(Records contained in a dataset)
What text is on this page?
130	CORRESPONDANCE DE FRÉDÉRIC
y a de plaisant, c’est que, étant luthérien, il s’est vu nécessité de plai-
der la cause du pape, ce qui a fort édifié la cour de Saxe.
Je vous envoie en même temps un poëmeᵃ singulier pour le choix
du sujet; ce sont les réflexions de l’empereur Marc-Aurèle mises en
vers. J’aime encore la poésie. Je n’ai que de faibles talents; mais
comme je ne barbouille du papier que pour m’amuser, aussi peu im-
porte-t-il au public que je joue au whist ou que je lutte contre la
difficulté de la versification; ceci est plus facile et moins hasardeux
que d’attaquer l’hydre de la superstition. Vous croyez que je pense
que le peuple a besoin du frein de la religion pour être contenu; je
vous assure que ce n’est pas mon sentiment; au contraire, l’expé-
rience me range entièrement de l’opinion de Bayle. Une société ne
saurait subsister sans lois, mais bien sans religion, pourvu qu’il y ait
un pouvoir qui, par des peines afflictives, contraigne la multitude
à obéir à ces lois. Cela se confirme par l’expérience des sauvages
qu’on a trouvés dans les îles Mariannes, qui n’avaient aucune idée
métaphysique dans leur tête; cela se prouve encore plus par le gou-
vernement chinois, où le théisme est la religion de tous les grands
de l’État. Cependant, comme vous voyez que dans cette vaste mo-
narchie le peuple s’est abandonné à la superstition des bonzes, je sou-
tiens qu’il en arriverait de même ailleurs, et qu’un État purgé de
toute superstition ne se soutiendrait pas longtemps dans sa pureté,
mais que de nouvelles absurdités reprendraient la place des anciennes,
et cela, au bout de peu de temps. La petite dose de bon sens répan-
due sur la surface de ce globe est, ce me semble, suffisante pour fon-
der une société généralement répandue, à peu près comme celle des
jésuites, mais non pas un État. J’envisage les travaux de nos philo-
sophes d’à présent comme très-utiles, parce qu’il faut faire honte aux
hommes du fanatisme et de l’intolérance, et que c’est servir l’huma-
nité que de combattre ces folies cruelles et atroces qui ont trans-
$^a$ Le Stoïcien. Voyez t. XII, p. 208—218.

**Given task**
Copy the data above exactly. Every line must be included.

**Complete response**
What text is on this page?
130	CORRESPONDANCE DE FRÉDÉRIC
y a de plaisant, c’est que, étant luthérien, il s’est vu nécessité de plai-
der la cause du pape, ce qui a fort édifié la cour de Saxe.
Je vous envoie en même temps un poëmeᵃ singulier pour le choix
du sujet; ce sont les réflexions de l’empereur Marc-Aurèle mises en
vers. J’aime encore la poésie. Je n’ai que de faibles talents; mais
comme je ne barbouille du papier que pour m’amuser, aussi peu im-
porte-t-il au public que je joue au whist ou que je lutte contre la
difficulté de la versification; ceci est plus facile et moins hasardeux
que d’attaquer l’hydre de la superstition. Vous croyez que je pense
que le peuple a besoin du frein de la religion pour être contenu; je
vous assure que ce n’est pas mon sentiment; au contraire, l’expé-
rience me range entièrement de l’opinion de Bayle. Une société ne
saurait subsister sans lois, mais bien sans religion, pourvu qu’il y ait
un pouvoir qui, par des peines afflictives, contraigne la multitude
à obéir à ces lois. Cela se confirme par l’expérience des sauvages
qu’on a trouvés dans les îles Mariannes, qui n’avaient aucune idée
métaphysique dans leur tête; cela se prouve encore plus par le gou-
vernement chinois, où le théisme est la religion de tous les grands
de l’État. Cependant, comme vous voyez que dans cette vaste mo-
narchie le peuple s’est abandonné à la superstition des bonzes, je sou-
tiens qu’il en arriverait de même ailleurs, et qu’un État purgé de
toute superstition ne se soutiendrait pas longtemps dans sa pureté,
mais que de nouvelles absurdités reprendraient la place des anciennes,
et cela, au bout de peu de temps. La petite dose de bon sens répan-
due sur la surface de ce globe est, ce me semble, suffisante pour fon-
der une société généralement répandue, à peu près comme celle des
jésuites, mais non pas un État. J’envisage les travaux de nos philo-
sophes d’à présent comme très-utiles, parce qu’il faut faire honte aux
hommes du fanatisme et de l’intolérance, et que c’est servir l’huma-
nité que de combattre ces folies cruelles et atroces qui ont trans-
$^a$ Le Stoïcien. Voyez t. XII, p. 208—218.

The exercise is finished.